** Opening PASSAGE PROVIDED block **

Ceratochelus elangatulus

Scientific classification
- Kingdom: Animalia
- Phylum: Arthropoda
- Class: Insecta
- Order: Coleoptera
- Suborder: Polyphaga
- Infraorder: Scarabaeiformia
- Family: Scarabaeidae
- Genus: Ceratochelus
- Species: C. elangatulus
- Binomial name: Ceratochelus elangatulus (Blanchard, 1850)
- Synonyms: Gymnoloma elegantula Blanchard, 1850 ; Monochelus elegantulus ;

= Ceratochelus elangatulus =

- Genus: Ceratochelus
- Species: elangatulus
- Authority: (Blanchard, 1850)

Species of beetle

Ceratochelus elangatulus is a species of beetle of the family Scarabaeidae. It is found in South Africa (KwaZulu-Natal, Free State, Gauteng, Mpumalanga, Limpopo).

== Description ==
Adults reach a length of about 7.5-9 mm. They are black, with the elytra chalybeate and shining, and the antennae and legs red. The pronotum is partly covered with yellowish, elongate scales, which are denser and smaller along the base, where they form a band, somewhat irregularly disposed on the disk, but partly filling the median longitudinal groove. The scutellum is covered with small scales and the elytra have very elongate whitish scales that are not closely set but very numerous and somewhat seriate. The propygidium, pygidium and abdomen have similarly elongate whitish or yellowish scales looking almost like appressed squamose hairs and are also set not very close to each other.

** Closing PASSAGE PROVIDED block **

WHAT THE TASK ASKS: According to the beetle species text, what color are the antennae and legs of adult Ceratochelus elangatulus?

** Opening MATERIAL SHOWN block **

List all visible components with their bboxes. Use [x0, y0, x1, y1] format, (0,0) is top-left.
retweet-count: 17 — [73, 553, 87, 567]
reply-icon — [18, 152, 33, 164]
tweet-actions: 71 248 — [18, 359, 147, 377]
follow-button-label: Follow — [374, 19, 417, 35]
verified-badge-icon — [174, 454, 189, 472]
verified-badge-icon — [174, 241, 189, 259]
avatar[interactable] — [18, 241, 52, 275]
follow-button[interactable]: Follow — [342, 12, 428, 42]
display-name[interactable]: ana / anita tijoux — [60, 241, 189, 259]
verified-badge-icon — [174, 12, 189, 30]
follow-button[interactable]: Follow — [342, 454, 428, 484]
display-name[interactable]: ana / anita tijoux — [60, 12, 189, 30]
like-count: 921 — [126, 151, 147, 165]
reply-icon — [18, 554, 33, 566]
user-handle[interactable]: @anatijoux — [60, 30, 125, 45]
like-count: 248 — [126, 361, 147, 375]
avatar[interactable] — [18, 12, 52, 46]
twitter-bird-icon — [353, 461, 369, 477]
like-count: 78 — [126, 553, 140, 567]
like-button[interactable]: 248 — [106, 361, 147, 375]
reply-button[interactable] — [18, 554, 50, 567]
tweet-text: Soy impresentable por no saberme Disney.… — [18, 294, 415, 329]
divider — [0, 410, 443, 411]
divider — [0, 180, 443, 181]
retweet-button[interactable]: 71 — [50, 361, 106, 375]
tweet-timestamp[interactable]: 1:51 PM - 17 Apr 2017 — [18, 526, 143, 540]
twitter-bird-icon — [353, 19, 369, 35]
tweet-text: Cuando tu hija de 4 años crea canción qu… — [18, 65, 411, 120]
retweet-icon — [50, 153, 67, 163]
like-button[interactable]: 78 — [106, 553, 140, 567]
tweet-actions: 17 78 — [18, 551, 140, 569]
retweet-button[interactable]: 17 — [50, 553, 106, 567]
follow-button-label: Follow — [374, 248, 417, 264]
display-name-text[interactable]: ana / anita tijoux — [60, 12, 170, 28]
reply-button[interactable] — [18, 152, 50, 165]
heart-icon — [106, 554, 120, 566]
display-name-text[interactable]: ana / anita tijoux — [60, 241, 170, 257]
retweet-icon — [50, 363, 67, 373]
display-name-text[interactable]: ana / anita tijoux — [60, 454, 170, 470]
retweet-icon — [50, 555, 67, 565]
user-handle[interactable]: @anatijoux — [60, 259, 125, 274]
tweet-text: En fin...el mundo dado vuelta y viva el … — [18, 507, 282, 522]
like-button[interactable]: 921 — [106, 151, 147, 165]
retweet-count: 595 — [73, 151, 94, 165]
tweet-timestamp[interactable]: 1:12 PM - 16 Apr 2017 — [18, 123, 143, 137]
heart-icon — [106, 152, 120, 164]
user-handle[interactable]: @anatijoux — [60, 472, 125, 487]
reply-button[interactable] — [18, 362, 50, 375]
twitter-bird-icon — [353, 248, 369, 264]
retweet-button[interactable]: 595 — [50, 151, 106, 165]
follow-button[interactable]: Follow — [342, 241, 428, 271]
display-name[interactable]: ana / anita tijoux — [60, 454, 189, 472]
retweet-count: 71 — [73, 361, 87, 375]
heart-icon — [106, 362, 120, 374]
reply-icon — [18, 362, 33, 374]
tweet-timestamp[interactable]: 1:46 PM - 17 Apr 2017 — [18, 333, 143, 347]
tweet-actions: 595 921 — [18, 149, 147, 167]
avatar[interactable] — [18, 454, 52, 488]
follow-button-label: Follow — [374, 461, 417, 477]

** Closing MATERIAL SHOWN block **

SOLUTION FOR THIS EXERCISE: They are red.